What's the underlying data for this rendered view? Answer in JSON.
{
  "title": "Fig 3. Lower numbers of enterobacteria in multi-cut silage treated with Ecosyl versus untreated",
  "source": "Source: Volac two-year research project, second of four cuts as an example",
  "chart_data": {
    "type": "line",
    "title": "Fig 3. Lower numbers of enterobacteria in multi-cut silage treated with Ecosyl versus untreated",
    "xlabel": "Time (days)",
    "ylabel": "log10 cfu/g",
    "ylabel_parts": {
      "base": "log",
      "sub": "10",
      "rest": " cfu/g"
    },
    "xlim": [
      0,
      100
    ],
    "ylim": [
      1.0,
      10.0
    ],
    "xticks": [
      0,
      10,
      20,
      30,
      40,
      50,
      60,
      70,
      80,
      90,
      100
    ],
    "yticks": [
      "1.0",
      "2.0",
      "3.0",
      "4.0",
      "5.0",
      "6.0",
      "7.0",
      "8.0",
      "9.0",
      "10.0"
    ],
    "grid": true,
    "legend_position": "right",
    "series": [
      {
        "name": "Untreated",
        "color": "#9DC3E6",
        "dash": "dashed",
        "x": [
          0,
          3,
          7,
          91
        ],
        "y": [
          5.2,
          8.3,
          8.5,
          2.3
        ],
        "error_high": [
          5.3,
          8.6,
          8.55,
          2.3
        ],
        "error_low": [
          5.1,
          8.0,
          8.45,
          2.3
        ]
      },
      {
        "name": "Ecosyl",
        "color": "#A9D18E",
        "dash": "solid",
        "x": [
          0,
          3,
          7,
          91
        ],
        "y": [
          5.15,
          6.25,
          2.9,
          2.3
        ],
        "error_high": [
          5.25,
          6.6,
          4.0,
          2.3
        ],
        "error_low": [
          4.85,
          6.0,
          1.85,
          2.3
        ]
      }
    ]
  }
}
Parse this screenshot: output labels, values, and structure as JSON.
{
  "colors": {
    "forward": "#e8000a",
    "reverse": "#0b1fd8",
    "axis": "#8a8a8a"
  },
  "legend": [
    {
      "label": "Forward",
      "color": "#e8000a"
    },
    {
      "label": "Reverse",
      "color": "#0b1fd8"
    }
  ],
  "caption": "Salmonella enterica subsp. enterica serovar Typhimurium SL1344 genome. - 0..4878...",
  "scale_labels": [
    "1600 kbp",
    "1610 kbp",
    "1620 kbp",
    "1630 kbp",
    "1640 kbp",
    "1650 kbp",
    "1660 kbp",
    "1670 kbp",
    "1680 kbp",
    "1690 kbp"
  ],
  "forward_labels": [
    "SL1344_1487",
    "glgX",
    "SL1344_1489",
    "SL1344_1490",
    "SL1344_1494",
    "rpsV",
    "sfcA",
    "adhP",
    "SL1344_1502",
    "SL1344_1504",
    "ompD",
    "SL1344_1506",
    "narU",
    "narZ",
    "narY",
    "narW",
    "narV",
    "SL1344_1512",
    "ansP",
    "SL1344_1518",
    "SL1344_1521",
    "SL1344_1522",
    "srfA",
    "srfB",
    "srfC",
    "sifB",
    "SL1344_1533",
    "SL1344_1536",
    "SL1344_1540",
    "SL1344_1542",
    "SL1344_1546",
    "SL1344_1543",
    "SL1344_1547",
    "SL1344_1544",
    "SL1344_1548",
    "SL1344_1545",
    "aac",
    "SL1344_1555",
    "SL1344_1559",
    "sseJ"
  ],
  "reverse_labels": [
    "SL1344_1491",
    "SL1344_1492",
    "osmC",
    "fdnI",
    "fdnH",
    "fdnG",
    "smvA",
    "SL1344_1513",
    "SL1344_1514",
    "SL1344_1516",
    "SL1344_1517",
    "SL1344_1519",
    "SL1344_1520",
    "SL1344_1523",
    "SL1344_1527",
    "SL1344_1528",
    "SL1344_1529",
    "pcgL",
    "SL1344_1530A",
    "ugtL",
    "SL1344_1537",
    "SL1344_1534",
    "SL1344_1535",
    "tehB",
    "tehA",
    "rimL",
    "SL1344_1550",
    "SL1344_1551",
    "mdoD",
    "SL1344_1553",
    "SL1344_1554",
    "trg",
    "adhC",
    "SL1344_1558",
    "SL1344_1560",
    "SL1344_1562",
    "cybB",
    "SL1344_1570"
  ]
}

Task objective: Retype the material exactly.

The answer:
What's the underlying data for this rendered view? Answer in JSON.
{
  "title": "Fig 3. Lower numbers of enterobacteria in multi-cut silage treated with Ecosyl versus untreated",
  "source": "Source: Volac two-year research project, second of four cuts as an example",
  "chart_data": {
    "type": "line",
    "title": "Fig 3. Lower numbers of enterobacteria in multi-cut silage treated with Ecosyl versus untreated",
    "xlabel": "Time (days)",
    "ylabel": "log10 cfu/g",
    "ylabel_parts": {
      "base": "log",
      "sub": "10",
      "rest": " cfu/g"
    },
    "xlim": [
      0,
      100
    ],
    "ylim": [
      1.0,
      10.0
    ],
    "xticks": [
      0,
      10,
      20,
      30,
      40,
      50,
      60,
      70,
      80,
      90,
      100
    ],
    "yticks": [
      "1.0",
      "2.0",
      "3.0",
      "4.0",
      "5.0",
      "6.0",
      "7.0",
      "8.0",
      "9.0",
      "10.0"
    ],
    "grid": true,
    "legend_position": "right",
    "series": [
      {
        "name": "Untreated",
        "color": "#9DC3E6",
        "dash": "dashed",
        "x": [
          0,
          3,
          7,
          91
        ],
        "y": [
          5.2,
          8.3,
          8.5,
          2.3
        ],
        "error_high": [
          5.3,
          8.6,
          8.55,
          2.3
        ],
        "error_low": [
          5.1,
          8.0,
          8.45,
          2.3
        ]
      },
      {
        "name": "Ecosyl",
        "color": "#A9D18E",
        "dash": "solid",
        "x": [
          0,
          3,
          7,
          91
        ],
        "y": [
          5.15,
          6.25,
          2.9,
          2.3
        ],
        "error_high": [
          5.25,
          6.6,
          4.0,
          2.3
        ],
        "error_low": [
          4.85,
          6.0,
          1.85,
          2.3
        ]
      }
    ]
  }
}
Parse this screenshot: output labels, values, and structure as JSON.
{
  "colors": {
    "forward": "#e8000a",
    "reverse": "#0b1fd8",
    "axis": "#8a8a8a"
  },
  "legend": [
    {
      "label": "Forward",
      "color": "#e8000a"
    },
    {
      "label": "Reverse",
      "color": "#0b1fd8"
    }
  ],
  "caption": "Salmonella enterica subsp. enterica serovar Typhimurium SL1344 genome. - 0..4878...",
  "scale_labels": [
    "1600 kbp",
    "1610 kbp",
    "1620 kbp",
    "1630 kbp",
    "1640 kbp",
    "1650 kbp",
    "1660 kbp",
    "1670 kbp",
    "1680 kbp",
    "1690 kbp"
  ],
  "forward_labels": [
    "SL1344_1487",
    "glgX",
    "SL1344_1489",
    "SL1344_1490",
    "SL1344_1494",
    "rpsV",
    "sfcA",
    "adhP",
    "SL1344_1502",
    "SL1344_1504",
    "ompD",
    "SL1344_1506",
    "narU",
    "narZ",
    "narY",
    "narW",
    "narV",
    "SL1344_1512",
    "ansP",
    "SL1344_1518",
    "SL1344_1521",
    "SL1344_1522",
    "srfA",
    "srfB",
    "srfC",
    "sifB",
    "SL1344_1533",
    "SL1344_1536",
    "SL1344_1540",
    "SL1344_1542",
    "SL1344_1546",
    "SL1344_1543",
    "SL1344_1547",
    "SL1344_1544",
    "SL1344_1548",
    "SL1344_1545",
    "aac",
    "SL1344_1555",
    "SL1344_1559",
    "sseJ"
  ],
  "reverse_labels": [
    "SL1344_1491",
    "SL1344_1492",
    "osmC",
    "fdnI",
    "fdnH",
    "fdnG",
    "smvA",
    "SL1344_1513",
    "SL1344_1514",
    "SL1344_1516",
    "SL1344_1517",
    "SL1344_1519",
    "SL1344_1520",
    "SL1344_1523",
    "SL1344_1527",
    "SL1344_1528",
    "SL1344_1529",
    "pcgL",
    "SL1344_1530A",
    "ugtL",
    "SL1344_1537",
    "SL1344_1534",
    "SL1344_1535",
    "tehB",
    "tehA",
    "rimL",
    "SL1344_1550",
    "SL1344_1551",
    "mdoD",
    "SL1344_1553",
    "SL1344_1554",
    "trg",
    "adhC",
    "SL1344_1558",
    "SL1344_1560",
    "SL1344_1562",
    "cybB",
    "SL1344_1570"
  ]
}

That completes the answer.